LATAR BELAKANG SEJARAH HKI
Artikel BUDI SETIAWAN, ST, M.Si(Dinas Perindustrian dan Perdagangan) 25 Januari 2018 12:39:04 WIB
Secara substantif pengertian HKI dapat dideskripsikan sebagai hak atas kekayaan yang timbul atau lahir karena kemampuan intelektual manusia. Karya-karya intelektual yang dimaksud di bidang ilmu pengetahuan, seni, sastra ataupun teknologi, dilahirkan dengan pengorbanan tenaga, waktu dan bahkan biaya. Adanya pengorbanan tersebut menjadikan karya yang dihasilkan menjadi memiliki nilai. Apabila ditambah dengan manfaat ekonomi yang dapat dinikmati, maka nilai ekonomi yang melekat menumbuhkan konsepsi kekayaan (Property) terhadap karya-karya intelektual. Bagi dunia usaha, karya-karya itu dikatakan sebagai assets perusahaan.

== Baris Data ==
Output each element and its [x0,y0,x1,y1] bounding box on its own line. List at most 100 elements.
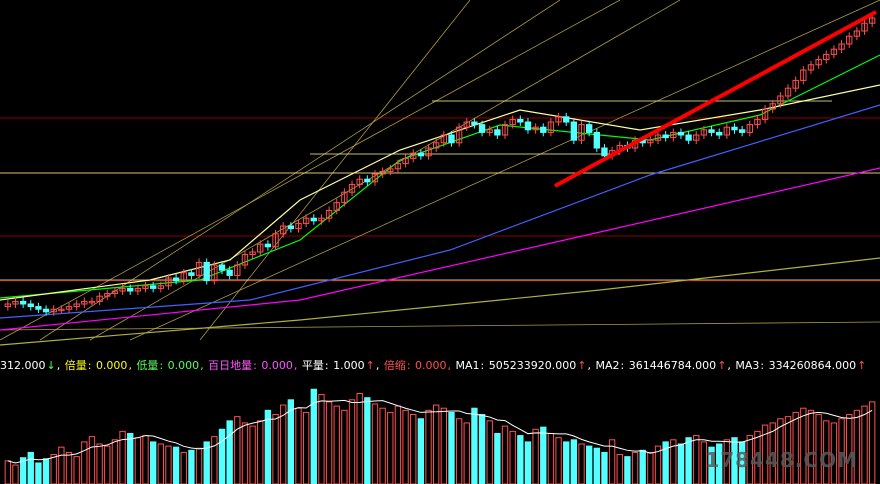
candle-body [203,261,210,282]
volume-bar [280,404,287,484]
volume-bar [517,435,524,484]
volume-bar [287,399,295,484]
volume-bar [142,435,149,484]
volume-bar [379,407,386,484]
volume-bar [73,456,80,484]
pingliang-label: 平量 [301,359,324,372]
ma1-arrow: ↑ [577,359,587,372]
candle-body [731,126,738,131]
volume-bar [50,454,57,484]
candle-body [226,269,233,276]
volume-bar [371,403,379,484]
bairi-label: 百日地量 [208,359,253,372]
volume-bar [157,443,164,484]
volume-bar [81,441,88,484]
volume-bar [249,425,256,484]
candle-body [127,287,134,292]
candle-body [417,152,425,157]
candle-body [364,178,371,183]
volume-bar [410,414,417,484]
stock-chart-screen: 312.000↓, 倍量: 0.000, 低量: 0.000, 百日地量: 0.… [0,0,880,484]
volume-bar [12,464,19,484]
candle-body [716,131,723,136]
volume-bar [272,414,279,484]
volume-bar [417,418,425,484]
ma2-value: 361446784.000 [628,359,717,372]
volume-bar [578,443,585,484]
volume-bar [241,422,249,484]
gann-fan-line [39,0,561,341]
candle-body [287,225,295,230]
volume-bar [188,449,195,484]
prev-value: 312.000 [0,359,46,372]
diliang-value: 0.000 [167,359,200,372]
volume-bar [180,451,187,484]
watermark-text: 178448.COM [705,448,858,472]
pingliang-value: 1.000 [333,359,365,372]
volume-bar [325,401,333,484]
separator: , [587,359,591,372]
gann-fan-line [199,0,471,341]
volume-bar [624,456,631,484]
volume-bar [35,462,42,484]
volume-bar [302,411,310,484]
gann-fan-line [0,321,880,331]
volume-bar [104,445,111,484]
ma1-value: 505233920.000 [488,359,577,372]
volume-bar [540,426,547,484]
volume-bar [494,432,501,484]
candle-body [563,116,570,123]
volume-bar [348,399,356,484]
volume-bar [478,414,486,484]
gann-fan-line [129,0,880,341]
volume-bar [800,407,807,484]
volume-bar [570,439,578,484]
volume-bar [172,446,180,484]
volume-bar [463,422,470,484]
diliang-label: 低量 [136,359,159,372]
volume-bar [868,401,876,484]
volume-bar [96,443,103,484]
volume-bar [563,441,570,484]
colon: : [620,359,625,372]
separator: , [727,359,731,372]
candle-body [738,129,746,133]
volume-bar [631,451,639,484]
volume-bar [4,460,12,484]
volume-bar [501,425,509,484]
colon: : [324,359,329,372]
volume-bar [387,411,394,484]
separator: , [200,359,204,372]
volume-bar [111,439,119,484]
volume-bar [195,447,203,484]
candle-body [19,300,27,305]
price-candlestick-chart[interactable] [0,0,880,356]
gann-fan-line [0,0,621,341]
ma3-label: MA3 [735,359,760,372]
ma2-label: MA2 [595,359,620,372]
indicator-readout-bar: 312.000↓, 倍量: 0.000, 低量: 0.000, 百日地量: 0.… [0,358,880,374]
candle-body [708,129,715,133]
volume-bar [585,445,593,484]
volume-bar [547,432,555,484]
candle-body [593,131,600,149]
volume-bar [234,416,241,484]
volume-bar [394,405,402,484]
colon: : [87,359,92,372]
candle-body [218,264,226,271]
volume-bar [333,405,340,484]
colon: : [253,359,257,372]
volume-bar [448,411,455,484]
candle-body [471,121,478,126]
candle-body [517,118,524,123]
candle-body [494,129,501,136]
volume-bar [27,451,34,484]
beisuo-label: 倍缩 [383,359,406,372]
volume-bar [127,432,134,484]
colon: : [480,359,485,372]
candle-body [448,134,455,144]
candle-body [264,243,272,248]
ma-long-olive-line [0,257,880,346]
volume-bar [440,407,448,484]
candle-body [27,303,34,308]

* * *

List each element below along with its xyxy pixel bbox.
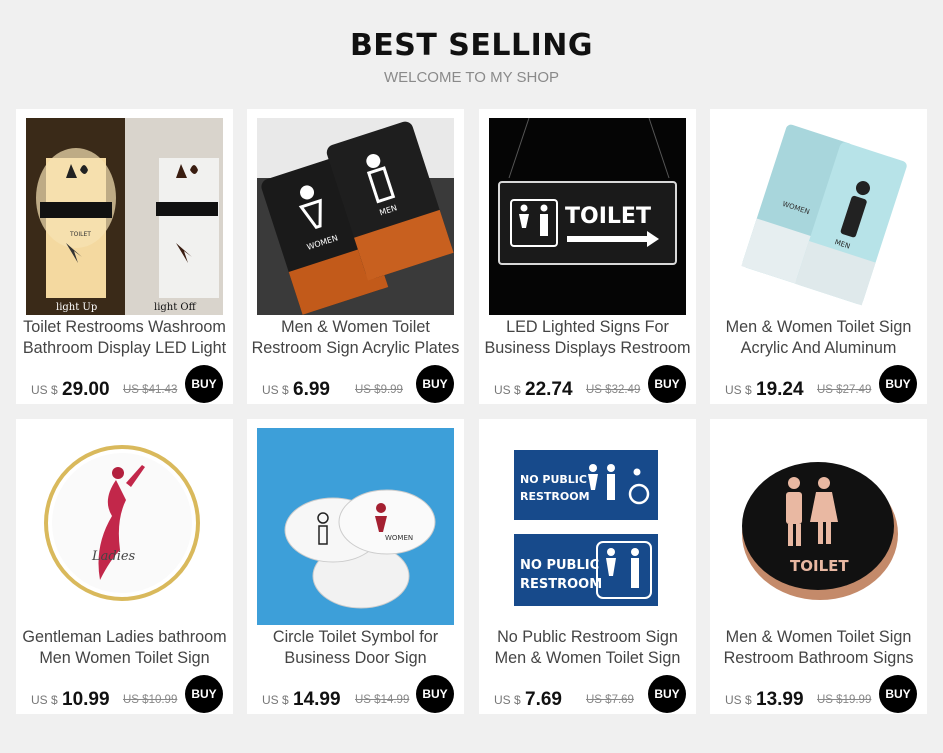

==

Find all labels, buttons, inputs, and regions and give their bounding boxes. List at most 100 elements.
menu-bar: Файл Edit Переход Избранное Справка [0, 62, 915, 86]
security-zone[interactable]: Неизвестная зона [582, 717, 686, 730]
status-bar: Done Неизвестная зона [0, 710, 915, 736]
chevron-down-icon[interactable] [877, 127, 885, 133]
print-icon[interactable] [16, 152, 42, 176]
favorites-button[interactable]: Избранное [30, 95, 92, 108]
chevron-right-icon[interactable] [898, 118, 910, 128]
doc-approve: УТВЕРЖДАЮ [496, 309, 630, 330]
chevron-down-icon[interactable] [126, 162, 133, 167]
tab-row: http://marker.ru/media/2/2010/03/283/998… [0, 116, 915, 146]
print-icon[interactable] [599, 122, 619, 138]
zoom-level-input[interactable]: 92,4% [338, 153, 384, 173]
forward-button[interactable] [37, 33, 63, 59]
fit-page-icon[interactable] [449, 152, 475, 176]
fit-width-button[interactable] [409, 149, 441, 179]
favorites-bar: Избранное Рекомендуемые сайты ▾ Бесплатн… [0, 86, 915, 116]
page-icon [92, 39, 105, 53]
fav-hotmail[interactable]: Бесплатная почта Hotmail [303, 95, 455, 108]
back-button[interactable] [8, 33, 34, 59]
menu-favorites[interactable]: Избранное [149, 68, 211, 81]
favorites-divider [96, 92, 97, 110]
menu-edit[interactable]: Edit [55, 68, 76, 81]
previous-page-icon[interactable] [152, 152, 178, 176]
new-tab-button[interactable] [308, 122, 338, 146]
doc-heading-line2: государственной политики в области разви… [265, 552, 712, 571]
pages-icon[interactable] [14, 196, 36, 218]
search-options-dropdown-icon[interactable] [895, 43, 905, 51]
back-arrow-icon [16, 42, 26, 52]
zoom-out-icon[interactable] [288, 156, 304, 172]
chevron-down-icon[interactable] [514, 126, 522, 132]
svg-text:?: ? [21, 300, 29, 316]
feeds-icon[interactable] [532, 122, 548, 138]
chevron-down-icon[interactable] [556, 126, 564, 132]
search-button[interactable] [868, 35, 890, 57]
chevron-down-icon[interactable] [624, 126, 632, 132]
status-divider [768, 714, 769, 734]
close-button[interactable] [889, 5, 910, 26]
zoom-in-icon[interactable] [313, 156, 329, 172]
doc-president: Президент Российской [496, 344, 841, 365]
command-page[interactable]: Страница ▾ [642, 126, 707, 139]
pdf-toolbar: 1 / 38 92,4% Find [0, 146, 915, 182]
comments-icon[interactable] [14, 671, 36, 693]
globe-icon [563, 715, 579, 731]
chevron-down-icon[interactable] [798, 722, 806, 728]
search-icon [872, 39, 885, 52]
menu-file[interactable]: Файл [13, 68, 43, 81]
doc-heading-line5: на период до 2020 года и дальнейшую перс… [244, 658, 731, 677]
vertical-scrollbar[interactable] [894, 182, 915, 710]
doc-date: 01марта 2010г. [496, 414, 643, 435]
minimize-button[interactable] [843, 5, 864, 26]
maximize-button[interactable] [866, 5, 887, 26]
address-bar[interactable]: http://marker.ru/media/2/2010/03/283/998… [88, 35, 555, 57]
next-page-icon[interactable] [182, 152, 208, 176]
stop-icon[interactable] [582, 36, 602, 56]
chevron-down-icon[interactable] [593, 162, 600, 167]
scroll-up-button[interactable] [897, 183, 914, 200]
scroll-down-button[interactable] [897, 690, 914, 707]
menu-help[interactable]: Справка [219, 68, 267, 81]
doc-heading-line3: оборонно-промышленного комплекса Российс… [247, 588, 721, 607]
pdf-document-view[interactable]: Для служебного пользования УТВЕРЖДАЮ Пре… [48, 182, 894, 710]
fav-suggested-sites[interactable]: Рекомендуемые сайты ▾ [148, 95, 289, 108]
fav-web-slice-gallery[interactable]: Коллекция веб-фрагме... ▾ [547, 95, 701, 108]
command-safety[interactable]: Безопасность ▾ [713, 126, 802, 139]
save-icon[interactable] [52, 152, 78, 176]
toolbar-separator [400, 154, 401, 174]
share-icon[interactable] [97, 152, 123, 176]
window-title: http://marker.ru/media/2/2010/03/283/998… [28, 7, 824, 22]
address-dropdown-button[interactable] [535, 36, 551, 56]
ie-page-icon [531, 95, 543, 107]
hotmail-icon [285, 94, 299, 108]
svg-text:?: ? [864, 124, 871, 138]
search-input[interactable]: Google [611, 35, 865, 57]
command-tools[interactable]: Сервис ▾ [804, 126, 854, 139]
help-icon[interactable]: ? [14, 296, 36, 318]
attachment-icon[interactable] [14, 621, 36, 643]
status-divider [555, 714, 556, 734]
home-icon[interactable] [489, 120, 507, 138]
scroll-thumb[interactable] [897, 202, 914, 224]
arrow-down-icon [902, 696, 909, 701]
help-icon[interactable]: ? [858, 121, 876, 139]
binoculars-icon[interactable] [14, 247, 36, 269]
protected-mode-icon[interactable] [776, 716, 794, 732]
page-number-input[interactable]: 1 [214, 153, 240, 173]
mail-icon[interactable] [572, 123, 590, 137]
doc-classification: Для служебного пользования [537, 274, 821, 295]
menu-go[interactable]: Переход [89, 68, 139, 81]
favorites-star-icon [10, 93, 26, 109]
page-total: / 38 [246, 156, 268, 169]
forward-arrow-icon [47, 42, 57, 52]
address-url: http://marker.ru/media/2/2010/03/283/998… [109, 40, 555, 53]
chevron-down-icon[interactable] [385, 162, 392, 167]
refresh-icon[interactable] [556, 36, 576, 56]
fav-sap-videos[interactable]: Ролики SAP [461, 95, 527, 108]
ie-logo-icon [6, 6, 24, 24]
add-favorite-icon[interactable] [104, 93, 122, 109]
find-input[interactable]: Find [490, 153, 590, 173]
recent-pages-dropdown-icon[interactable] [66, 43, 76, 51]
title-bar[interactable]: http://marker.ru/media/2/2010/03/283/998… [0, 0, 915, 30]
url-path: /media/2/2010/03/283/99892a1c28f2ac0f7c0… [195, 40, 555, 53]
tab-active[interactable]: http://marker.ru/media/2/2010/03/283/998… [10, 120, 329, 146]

== Yang Harus Dibuat ==
Menurut teks tentang sejarah HKI, karya-karya intelektual disebut sebagai apa bagi dunia usaha?

== Penyelesaian ==
Assets perusahaan.